### Task to carry out
Copy the data exactly; pictures stay out of the copy.

### Supplied data
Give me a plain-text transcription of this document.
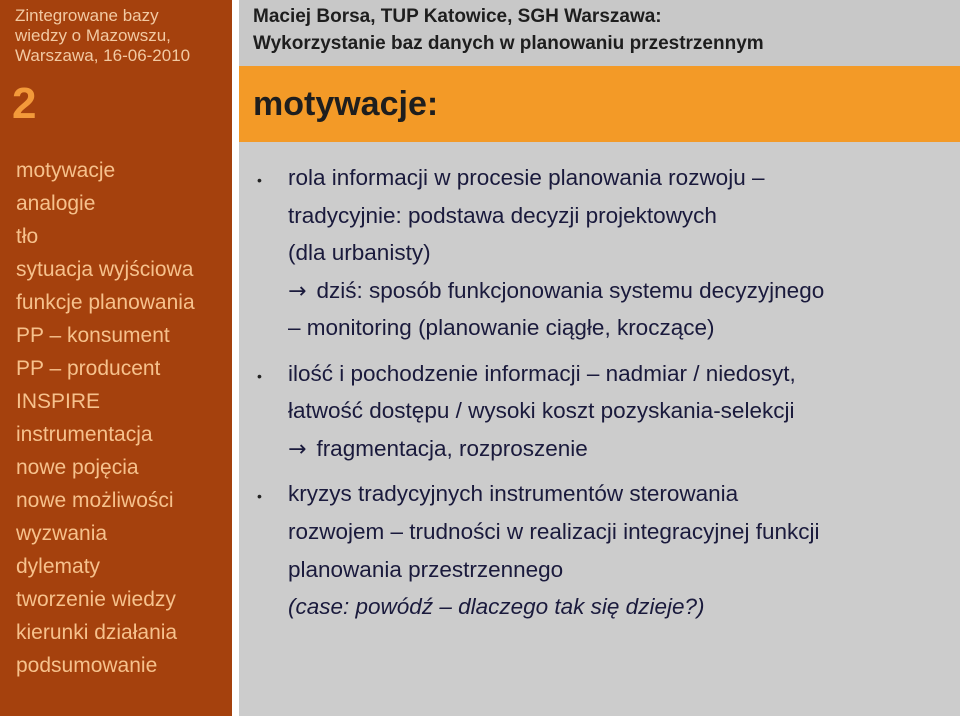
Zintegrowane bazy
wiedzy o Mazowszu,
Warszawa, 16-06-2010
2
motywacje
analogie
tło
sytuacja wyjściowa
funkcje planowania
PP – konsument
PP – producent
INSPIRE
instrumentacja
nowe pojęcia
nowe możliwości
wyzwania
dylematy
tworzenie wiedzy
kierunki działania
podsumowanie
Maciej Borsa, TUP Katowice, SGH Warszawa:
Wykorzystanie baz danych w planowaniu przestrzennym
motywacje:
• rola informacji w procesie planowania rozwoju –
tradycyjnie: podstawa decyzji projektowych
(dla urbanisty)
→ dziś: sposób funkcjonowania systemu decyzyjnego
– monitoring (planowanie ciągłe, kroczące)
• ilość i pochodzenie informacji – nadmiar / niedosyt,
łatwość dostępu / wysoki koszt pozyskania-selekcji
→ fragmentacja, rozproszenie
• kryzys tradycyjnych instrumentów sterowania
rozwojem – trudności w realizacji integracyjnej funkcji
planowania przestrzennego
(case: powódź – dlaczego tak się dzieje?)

### Finished answer
Give me a plain-text transcription of this document.
Zintegrowane bazy
wiedzy o Mazowszu,
Warszawa, 16-06-2010
2
motywacje
analogie
tło
sytuacja wyjściowa
funkcje planowania
PP – konsument
PP – producent
INSPIRE
instrumentacja
nowe pojęcia
nowe możliwości
wyzwania
dylematy
tworzenie wiedzy
kierunki działania
podsumowanie
Maciej Borsa, TUP Katowice, SGH Warszawa:
Wykorzystanie baz danych w planowaniu przestrzennym
motywacje:
• rola informacji w procesie planowania rozwoju –
tradycyjnie: podstawa decyzji projektowych
(dla urbanisty)
→ dziś: sposób funkcjonowania systemu decyzyjnego
– monitoring (planowanie ciągłe, kroczące)
• ilość i pochodzenie informacji – nadmiar / niedosyt,
łatwość dostępu / wysoki koszt pozyskania-selekcji
→ fragmentacja, rozproszenie
• kryzys tradycyjnych instrumentów sterowania
rozwojem – trudności w realizacji integracyjnej funkcji
planowania przestrzennego
(case: powódź – dlaczego tak się dzieje?)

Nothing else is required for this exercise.